Page transcription dataset items
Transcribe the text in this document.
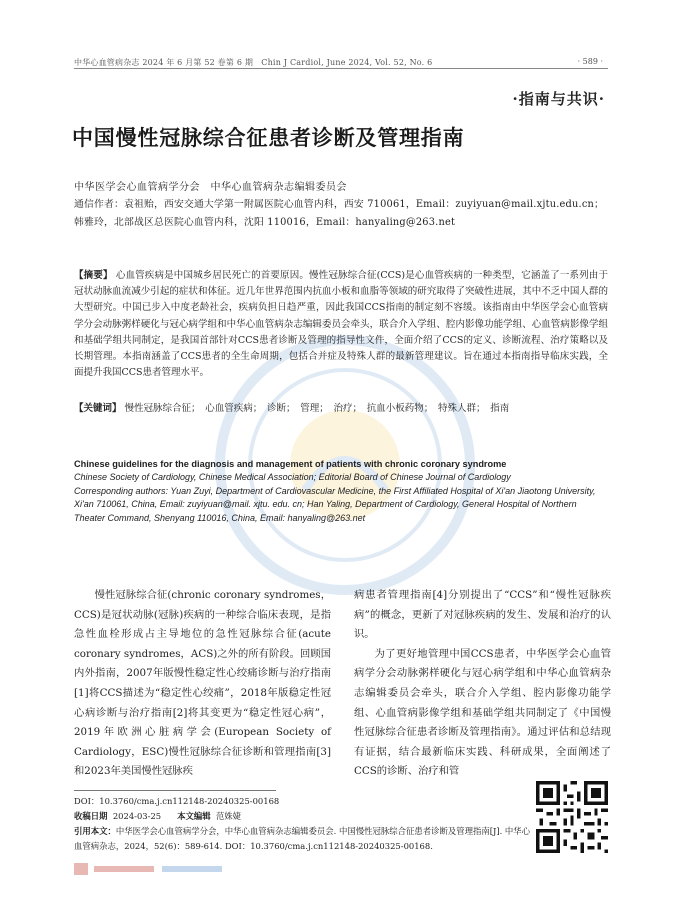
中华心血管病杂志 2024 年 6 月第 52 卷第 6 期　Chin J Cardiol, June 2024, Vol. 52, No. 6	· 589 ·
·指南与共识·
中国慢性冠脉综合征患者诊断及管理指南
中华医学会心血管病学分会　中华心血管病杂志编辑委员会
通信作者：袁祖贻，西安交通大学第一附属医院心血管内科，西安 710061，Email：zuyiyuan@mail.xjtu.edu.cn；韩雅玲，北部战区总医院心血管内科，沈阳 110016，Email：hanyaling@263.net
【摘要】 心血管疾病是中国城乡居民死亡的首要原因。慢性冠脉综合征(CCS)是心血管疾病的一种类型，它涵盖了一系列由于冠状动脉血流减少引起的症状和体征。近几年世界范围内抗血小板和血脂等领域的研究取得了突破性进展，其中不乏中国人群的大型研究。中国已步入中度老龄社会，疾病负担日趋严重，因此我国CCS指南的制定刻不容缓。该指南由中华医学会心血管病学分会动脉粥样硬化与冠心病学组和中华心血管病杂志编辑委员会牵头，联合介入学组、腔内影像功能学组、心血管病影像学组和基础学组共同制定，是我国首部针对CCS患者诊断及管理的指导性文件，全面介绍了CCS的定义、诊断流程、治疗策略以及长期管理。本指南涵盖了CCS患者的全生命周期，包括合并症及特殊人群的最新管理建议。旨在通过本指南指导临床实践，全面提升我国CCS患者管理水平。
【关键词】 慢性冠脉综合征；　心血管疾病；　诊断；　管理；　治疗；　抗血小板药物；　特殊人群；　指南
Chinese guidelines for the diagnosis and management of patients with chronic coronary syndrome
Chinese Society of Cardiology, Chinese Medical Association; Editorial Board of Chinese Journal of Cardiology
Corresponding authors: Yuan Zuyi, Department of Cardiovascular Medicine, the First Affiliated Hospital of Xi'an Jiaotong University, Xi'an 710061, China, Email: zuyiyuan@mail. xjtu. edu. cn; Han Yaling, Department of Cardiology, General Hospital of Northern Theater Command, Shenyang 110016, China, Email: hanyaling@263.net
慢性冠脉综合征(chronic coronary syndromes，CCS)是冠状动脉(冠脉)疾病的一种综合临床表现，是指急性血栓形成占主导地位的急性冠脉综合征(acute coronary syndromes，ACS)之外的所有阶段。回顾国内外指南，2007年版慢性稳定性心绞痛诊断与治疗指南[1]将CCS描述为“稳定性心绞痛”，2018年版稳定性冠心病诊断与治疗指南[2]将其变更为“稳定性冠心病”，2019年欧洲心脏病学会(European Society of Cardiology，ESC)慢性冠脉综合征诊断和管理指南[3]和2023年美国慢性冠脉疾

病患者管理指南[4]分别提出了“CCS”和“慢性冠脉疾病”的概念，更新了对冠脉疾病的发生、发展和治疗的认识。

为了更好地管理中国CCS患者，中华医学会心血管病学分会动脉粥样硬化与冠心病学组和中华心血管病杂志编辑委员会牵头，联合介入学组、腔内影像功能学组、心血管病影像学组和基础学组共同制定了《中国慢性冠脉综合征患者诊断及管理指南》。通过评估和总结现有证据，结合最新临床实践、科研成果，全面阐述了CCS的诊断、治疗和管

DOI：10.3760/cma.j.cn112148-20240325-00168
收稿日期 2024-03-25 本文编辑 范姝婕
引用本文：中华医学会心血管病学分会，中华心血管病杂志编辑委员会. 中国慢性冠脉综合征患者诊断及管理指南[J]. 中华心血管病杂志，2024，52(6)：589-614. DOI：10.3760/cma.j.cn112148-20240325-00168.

---

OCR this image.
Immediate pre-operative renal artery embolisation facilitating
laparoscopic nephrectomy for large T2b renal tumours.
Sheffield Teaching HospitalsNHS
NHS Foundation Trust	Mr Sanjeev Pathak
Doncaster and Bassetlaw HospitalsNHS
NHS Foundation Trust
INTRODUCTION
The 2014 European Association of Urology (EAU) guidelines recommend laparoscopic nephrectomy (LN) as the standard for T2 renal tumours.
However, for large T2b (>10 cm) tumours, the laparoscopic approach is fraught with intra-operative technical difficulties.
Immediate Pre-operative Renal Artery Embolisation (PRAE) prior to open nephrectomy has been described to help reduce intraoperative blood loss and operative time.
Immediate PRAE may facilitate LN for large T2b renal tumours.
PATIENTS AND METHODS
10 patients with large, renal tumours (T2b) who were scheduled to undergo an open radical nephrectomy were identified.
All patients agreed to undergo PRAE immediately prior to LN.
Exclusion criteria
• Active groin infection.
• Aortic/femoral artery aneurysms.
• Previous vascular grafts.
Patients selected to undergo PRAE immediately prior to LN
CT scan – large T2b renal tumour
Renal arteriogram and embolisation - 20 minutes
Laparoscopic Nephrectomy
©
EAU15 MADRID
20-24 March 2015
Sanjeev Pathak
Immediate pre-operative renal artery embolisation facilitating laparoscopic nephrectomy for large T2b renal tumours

→ **What this task involves**
Please find all lines of the entries that hold the string "Pathak" and copy them.

→ **Task answer**
NHS Foundation Trust	Mr Sanjeev Pathak
Sanjeev Pathak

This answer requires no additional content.